WORK TO BE COMPLETED:
Present the following data again exactly as it is shown.

==== PROVIDED RECORDS

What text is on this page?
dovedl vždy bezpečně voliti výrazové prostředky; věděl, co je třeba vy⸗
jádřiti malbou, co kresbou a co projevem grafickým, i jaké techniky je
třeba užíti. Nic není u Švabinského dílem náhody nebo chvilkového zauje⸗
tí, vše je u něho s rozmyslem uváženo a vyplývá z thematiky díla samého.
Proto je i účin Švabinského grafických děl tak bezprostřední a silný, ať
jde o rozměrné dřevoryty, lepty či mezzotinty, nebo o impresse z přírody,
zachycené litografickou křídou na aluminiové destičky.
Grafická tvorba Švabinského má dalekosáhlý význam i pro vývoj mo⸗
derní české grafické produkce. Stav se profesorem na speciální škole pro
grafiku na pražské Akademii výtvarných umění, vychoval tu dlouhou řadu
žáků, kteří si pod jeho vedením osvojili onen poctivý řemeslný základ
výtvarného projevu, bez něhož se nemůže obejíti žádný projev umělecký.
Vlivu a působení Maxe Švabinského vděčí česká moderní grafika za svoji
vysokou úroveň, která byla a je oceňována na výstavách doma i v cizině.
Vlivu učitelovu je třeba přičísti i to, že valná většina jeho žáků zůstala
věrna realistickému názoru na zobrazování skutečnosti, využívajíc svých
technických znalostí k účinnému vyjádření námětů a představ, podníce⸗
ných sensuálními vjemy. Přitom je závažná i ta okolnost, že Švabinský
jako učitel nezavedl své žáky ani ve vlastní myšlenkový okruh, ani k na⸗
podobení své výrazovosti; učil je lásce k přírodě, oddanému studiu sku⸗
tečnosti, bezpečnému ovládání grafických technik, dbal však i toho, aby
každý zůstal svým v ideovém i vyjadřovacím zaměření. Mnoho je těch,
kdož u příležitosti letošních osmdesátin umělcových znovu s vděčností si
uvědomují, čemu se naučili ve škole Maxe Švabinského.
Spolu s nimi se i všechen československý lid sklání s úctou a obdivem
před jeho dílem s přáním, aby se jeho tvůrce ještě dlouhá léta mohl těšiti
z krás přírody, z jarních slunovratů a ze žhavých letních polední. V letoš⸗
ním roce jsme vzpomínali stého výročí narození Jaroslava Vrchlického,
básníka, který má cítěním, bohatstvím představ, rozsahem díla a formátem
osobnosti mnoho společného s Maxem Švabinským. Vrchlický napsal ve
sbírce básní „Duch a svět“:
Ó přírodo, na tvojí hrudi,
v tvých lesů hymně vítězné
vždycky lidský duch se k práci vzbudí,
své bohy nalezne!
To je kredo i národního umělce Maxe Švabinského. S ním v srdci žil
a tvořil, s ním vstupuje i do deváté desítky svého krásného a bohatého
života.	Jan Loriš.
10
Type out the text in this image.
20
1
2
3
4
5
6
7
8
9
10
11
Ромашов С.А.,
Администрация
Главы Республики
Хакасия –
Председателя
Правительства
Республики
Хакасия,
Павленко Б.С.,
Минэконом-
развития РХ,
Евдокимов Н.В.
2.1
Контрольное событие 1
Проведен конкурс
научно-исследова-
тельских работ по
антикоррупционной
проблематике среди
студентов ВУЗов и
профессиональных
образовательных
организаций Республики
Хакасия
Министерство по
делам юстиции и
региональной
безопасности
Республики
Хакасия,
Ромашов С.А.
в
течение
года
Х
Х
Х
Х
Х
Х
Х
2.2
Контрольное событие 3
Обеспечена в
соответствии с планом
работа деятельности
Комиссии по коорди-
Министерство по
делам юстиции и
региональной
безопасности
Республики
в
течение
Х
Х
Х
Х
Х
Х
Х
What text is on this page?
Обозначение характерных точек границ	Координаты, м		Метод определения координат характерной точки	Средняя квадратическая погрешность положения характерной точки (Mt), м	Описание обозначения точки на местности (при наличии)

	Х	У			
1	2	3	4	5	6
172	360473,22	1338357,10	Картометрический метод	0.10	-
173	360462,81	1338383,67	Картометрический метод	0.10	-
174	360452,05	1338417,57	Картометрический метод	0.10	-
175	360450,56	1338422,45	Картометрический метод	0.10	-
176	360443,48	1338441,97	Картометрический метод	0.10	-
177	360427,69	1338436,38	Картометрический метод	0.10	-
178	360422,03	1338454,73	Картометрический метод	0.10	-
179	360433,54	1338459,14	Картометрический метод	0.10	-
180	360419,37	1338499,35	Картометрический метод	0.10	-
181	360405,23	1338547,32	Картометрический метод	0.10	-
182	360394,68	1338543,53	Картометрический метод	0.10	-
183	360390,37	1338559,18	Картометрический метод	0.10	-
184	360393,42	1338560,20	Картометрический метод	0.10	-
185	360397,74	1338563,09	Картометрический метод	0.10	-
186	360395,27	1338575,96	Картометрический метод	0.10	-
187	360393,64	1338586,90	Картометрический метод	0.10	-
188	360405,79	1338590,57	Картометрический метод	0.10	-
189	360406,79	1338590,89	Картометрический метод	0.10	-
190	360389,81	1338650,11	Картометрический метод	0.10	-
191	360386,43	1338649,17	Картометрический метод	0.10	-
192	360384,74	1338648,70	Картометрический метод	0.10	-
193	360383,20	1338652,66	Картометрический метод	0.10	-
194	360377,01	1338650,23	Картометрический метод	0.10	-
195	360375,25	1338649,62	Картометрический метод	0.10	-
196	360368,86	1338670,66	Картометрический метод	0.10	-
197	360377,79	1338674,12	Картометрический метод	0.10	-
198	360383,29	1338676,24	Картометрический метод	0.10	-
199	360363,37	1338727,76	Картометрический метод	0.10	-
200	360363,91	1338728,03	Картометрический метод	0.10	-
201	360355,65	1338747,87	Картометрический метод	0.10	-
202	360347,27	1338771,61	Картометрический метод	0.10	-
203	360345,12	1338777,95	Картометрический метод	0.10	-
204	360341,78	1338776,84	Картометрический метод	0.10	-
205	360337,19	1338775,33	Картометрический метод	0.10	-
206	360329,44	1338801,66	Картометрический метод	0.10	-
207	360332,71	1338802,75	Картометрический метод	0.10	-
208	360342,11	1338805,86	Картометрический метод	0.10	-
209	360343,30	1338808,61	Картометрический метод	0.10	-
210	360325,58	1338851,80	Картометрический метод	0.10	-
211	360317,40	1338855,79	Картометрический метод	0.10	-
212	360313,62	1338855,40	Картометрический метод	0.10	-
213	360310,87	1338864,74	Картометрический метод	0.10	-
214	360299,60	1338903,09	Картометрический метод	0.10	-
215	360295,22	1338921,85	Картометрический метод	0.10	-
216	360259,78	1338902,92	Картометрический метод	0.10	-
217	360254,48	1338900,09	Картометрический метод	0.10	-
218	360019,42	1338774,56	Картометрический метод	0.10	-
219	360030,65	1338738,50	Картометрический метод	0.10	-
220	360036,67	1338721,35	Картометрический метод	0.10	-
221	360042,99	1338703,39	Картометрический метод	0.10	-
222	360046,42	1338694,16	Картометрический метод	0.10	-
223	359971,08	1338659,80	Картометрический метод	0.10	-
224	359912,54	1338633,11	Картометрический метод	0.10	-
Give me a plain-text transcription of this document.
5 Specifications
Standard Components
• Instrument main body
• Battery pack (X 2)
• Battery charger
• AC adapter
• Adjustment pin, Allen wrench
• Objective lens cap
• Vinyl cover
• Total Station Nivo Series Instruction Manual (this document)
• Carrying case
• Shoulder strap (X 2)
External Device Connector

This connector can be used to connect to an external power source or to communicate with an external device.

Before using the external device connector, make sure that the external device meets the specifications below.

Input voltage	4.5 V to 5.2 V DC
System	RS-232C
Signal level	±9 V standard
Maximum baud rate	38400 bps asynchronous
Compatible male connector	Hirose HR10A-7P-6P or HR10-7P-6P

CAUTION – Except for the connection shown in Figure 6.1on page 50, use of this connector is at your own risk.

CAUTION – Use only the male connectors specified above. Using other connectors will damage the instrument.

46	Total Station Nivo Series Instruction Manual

========

REPLY TO THE TASK:
What text is on this page?
dovedl vždy bezpečně voliti výrazové prostředky; věděl, co je třeba vy⸗
jádřiti malbou, co kresbou a co projevem grafickým, i jaké techniky je
třeba užíti. Nic není u Švabinského dílem náhody nebo chvilkového zauje⸗
tí, vše je u něho s rozmyslem uváženo a vyplývá z thematiky díla samého.
Proto je i účin Švabinského grafických děl tak bezprostřední a silný, ať
jde o rozměrné dřevoryty, lepty či mezzotinty, nebo o impresse z přírody,
zachycené litografickou křídou na aluminiové destičky.
Grafická tvorba Švabinského má dalekosáhlý význam i pro vývoj mo⸗
derní české grafické produkce. Stav se profesorem na speciální škole pro
grafiku na pražské Akademii výtvarných umění, vychoval tu dlouhou řadu
žáků, kteří si pod jeho vedením osvojili onen poctivý řemeslný základ
výtvarného projevu, bez něhož se nemůže obejíti žádný projev umělecký.
Vlivu a působení Maxe Švabinského vděčí česká moderní grafika za svoji
vysokou úroveň, která byla a je oceňována na výstavách doma i v cizině.
Vlivu učitelovu je třeba přičísti i to, že valná většina jeho žáků zůstala
věrna realistickému názoru na zobrazování skutečnosti, využívajíc svých
technických znalostí k účinnému vyjádření námětů a představ, podníce⸗
ných sensuálními vjemy. Přitom je závažná i ta okolnost, že Švabinský
jako učitel nezavedl své žáky ani ve vlastní myšlenkový okruh, ani k na⸗
podobení své výrazovosti; učil je lásce k přírodě, oddanému studiu sku⸗
tečnosti, bezpečnému ovládání grafických technik, dbal však i toho, aby
každý zůstal svým v ideovém i vyjadřovacím zaměření. Mnoho je těch,
kdož u příležitosti letošních osmdesátin umělcových znovu s vděčností si
uvědomují, čemu se naučili ve škole Maxe Švabinského.
Spolu s nimi se i všechen československý lid sklání s úctou a obdivem
před jeho dílem s přáním, aby se jeho tvůrce ještě dlouhá léta mohl těšiti
z krás přírody, z jarních slunovratů a ze žhavých letních polední. V letoš⸗
ním roce jsme vzpomínali stého výročí narození Jaroslava Vrchlického,
básníka, který má cítěním, bohatstvím představ, rozsahem díla a formátem
osobnosti mnoho společného s Maxem Švabinským. Vrchlický napsal ve
sbírce básní „Duch a svět“:
Ó přírodo, na tvojí hrudi,
v tvých lesů hymně vítězné
vždycky lidský duch se k práci vzbudí,
své bohy nalezne!
To je kredo i národního umělce Maxe Švabinského. S ním v srdci žil
a tvořil, s ním vstupuje i do deváté desítky svého krásného a bohatého
života.	Jan Loriš.
10
Type out the text in this image.
20
1
2
3
4
5
6
7
8
9
10
11
Ромашов С.А.,
Администрация
Главы Республики
Хакасия –
Председателя
Правительства
Республики
Хакасия,
Павленко Б.С.,
Минэконом-
развития РХ,
Евдокимов Н.В.
2.1
Контрольное событие 1
Проведен конкурс
научно-исследова-
тельских работ по
антикоррупционной
проблематике среди
студентов ВУЗов и
профессиональных
образовательных
организаций Республики
Хакасия
Министерство по
делам юстиции и
региональной
безопасности
Республики
Хакасия,
Ромашов С.А.
в
течение
года
Х
Х
Х
Х
Х
Х
Х
2.2
Контрольное событие 3
Обеспечена в
соответствии с планом
работа деятельности
Комиссии по коорди-
Министерство по
делам юстиции и
региональной
безопасности
Республики
в
течение
Х
Х
Х
Х
Х
Х
Х
What text is on this page?
Обозначение характерных точек границ	Координаты, м		Метод определения координат характерной точки	Средняя квадратическая погрешность положения характерной точки (Mt), м	Описание обозначения точки на местности (при наличии)

	Х	У			
1	2	3	4	5	6
172	360473,22	1338357,10	Картометрический метод	0.10	-
173	360462,81	1338383,67	Картометрический метод	0.10	-
174	360452,05	1338417,57	Картометрический метод	0.10	-
175	360450,56	1338422,45	Картометрический метод	0.10	-
176	360443,48	1338441,97	Картометрический метод	0.10	-
177	360427,69	1338436,38	Картометрический метод	0.10	-
178	360422,03	1338454,73	Картометрический метод	0.10	-
179	360433,54	1338459,14	Картометрический метод	0.10	-
180	360419,37	1338499,35	Картометрический метод	0.10	-
181	360405,23	1338547,32	Картометрический метод	0.10	-
182	360394,68	1338543,53	Картометрический метод	0.10	-
183	360390,37	1338559,18	Картометрический метод	0.10	-
184	360393,42	1338560,20	Картометрический метод	0.10	-
185	360397,74	1338563,09	Картометрический метод	0.10	-
186	360395,27	1338575,96	Картометрический метод	0.10	-
187	360393,64	1338586,90	Картометрический метод	0.10	-
188	360405,79	1338590,57	Картометрический метод	0.10	-
189	360406,79	1338590,89	Картометрический метод	0.10	-
190	360389,81	1338650,11	Картометрический метод	0.10	-
191	360386,43	1338649,17	Картометрический метод	0.10	-
192	360384,74	1338648,70	Картометрический метод	0.10	-
193	360383,20	1338652,66	Картометрический метод	0.10	-
194	360377,01	1338650,23	Картометрический метод	0.10	-
195	360375,25	1338649,62	Картометрический метод	0.10	-
196	360368,86	1338670,66	Картометрический метод	0.10	-
197	360377,79	1338674,12	Картометрический метод	0.10	-
198	360383,29	1338676,24	Картометрический метод	0.10	-
199	360363,37	1338727,76	Картометрический метод	0.10	-
200	360363,91	1338728,03	Картометрический метод	0.10	-
201	360355,65	1338747,87	Картометрический метод	0.10	-
202	360347,27	1338771,61	Картометрический метод	0.10	-
203	360345,12	1338777,95	Картометрический метод	0.10	-
204	360341,78	1338776,84	Картометрический метод	0.10	-
205	360337,19	1338775,33	Картометрический метод	0.10	-
206	360329,44	1338801,66	Картометрический метод	0.10	-
207	360332,71	1338802,75	Картометрический метод	0.10	-
208	360342,11	1338805,86	Картометрический метод	0.10	-
209	360343,30	1338808,61	Картометрический метод	0.10	-
210	360325,58	1338851,80	Картометрический метод	0.10	-
211	360317,40	1338855,79	Картометрический метод	0.10	-
212	360313,62	1338855,40	Картометрический метод	0.10	-
213	360310,87	1338864,74	Картометрический метод	0.10	-
214	360299,60	1338903,09	Картометрический метод	0.10	-
215	360295,22	1338921,85	Картометрический метод	0.10	-
216	360259,78	1338902,92	Картометрический метод	0.10	-
217	360254,48	1338900,09	Картометрический метод	0.10	-
218	360019,42	1338774,56	Картометрический метод	0.10	-
219	360030,65	1338738,50	Картометрический метод	0.10	-
220	360036,67	1338721,35	Картометрический метод	0.10	-
221	360042,99	1338703,39	Картометрический метод	0.10	-
222	360046,42	1338694,16	Картометрический метод	0.10	-
223	359971,08	1338659,80	Картометрический метод	0.10	-
224	359912,54	1338633,11	Картометрический метод	0.10	-
Give me a plain-text transcription of this document.
5 Specifications
Standard Components
• Instrument main body
• Battery pack (X 2)
• Battery charger
• AC adapter
• Adjustment pin, Allen wrench
• Objective lens cap
• Vinyl cover
• Total Station Nivo Series Instruction Manual (this document)
• Carrying case
• Shoulder strap (X 2)
External Device Connector

This connector can be used to connect to an external power source or to communicate with an external device.

Before using the external device connector, make sure that the external device meets the specifications below.

Input voltage	4.5 V to 5.2 V DC
System	RS-232C
Signal level	±9 V standard
Maximum baud rate	38400 bps asynchronous
Compatible male connector	Hirose HR10A-7P-6P or HR10-7P-6P

CAUTION – Except for the connection shown in Figure 6.1on page 50, use of this connector is at your own risk.

CAUTION – Use only the male connectors specified above. Using other connectors will damage the instrument.

46	Total Station Nivo Series Instruction Manual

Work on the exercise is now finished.